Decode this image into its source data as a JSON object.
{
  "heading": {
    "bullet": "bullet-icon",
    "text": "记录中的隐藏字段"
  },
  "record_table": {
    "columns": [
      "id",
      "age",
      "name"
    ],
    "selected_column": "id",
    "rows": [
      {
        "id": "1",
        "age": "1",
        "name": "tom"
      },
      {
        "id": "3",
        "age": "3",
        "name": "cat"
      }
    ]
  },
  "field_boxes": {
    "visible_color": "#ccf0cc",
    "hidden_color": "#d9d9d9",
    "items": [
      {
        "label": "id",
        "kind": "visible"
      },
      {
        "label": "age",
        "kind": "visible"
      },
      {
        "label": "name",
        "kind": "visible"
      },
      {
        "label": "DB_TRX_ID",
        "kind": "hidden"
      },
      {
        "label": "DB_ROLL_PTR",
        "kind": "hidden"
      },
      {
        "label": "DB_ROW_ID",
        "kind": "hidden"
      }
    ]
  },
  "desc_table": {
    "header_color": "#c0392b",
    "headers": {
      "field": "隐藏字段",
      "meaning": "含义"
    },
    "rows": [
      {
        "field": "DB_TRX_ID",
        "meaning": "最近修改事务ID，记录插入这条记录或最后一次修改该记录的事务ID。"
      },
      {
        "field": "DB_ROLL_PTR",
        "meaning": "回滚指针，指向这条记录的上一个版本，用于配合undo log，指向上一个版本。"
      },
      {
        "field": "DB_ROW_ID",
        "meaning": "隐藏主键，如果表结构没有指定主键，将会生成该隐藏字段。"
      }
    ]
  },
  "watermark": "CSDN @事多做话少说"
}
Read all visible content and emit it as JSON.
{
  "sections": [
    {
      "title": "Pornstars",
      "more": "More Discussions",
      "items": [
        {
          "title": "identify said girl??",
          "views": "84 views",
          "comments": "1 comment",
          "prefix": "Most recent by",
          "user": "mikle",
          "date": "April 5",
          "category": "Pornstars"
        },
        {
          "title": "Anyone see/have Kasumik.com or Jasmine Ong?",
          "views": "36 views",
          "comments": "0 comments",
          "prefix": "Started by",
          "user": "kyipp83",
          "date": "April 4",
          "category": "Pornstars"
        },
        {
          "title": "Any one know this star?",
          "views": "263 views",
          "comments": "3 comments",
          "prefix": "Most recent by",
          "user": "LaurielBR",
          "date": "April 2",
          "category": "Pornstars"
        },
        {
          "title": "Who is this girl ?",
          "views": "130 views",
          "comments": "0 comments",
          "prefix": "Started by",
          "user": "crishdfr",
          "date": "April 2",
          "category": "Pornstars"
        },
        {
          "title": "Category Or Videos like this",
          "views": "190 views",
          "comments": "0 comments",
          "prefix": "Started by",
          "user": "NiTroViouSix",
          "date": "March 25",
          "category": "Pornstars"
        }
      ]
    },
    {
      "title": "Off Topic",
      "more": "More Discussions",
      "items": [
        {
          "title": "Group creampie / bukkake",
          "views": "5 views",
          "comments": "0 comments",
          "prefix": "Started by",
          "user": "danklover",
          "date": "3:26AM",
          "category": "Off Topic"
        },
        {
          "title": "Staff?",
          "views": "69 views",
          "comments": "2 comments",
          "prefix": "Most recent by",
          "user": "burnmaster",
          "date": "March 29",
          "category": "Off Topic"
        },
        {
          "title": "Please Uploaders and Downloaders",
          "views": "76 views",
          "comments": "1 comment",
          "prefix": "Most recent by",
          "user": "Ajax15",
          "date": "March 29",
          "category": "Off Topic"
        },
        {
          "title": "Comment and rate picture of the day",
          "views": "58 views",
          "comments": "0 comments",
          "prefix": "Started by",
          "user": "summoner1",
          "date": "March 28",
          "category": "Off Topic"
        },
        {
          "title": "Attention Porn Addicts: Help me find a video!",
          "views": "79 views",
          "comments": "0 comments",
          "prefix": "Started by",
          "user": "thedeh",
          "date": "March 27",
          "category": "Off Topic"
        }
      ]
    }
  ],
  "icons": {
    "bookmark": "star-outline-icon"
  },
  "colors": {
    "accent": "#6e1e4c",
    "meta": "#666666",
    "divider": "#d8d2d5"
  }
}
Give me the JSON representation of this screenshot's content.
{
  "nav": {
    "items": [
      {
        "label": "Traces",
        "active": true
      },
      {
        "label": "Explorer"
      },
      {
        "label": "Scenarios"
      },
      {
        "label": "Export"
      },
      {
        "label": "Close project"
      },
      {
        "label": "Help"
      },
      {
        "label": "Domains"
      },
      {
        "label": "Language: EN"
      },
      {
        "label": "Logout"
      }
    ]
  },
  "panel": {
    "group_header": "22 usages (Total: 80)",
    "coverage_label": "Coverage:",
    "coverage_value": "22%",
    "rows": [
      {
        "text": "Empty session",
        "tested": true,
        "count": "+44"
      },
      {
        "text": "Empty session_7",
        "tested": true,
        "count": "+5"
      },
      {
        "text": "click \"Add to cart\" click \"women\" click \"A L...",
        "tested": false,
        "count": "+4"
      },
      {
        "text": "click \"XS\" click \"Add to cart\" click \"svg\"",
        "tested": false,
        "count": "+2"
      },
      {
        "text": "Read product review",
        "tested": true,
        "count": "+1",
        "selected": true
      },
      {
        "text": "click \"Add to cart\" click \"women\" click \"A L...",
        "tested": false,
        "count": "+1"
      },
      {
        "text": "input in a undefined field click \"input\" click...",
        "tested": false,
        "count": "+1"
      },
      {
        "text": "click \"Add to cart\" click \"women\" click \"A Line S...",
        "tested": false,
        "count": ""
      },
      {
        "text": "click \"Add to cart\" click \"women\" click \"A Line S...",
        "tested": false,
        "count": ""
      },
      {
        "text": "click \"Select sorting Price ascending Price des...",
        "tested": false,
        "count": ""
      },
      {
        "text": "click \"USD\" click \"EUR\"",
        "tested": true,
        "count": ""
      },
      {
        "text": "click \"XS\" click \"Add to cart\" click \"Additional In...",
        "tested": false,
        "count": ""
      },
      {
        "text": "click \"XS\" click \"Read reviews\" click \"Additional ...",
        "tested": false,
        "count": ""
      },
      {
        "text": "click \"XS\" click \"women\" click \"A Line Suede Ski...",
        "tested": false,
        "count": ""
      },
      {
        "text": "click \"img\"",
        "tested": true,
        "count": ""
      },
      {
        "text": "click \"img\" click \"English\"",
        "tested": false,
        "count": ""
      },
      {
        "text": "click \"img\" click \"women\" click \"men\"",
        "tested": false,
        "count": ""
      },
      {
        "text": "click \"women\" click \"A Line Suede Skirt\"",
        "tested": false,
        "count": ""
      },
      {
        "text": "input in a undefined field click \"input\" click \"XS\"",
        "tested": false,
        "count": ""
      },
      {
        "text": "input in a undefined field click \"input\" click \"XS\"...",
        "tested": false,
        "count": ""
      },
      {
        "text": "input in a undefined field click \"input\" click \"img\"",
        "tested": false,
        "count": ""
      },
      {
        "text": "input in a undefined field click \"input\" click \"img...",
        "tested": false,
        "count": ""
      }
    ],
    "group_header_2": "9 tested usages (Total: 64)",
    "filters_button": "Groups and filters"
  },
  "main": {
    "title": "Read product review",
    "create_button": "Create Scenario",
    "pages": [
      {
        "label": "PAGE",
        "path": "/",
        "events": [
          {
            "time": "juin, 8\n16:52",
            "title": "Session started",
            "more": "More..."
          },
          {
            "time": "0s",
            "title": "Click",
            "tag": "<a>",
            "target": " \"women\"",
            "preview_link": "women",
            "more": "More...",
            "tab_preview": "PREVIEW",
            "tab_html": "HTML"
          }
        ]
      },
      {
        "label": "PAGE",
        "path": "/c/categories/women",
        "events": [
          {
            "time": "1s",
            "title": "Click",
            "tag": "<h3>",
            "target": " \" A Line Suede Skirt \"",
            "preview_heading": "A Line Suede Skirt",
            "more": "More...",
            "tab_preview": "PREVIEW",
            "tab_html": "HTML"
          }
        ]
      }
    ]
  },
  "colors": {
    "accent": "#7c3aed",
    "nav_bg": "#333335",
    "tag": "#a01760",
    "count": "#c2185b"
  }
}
|---|
## What is asked:
Pull out every line above that holds the word "Additional".

## Exercise solution:
        "text": "click \"XS\" click \"Add to cart\" click \"Additional In...",
        "text": "click \"XS\" click \"Read reviews\" click \"Additional ...",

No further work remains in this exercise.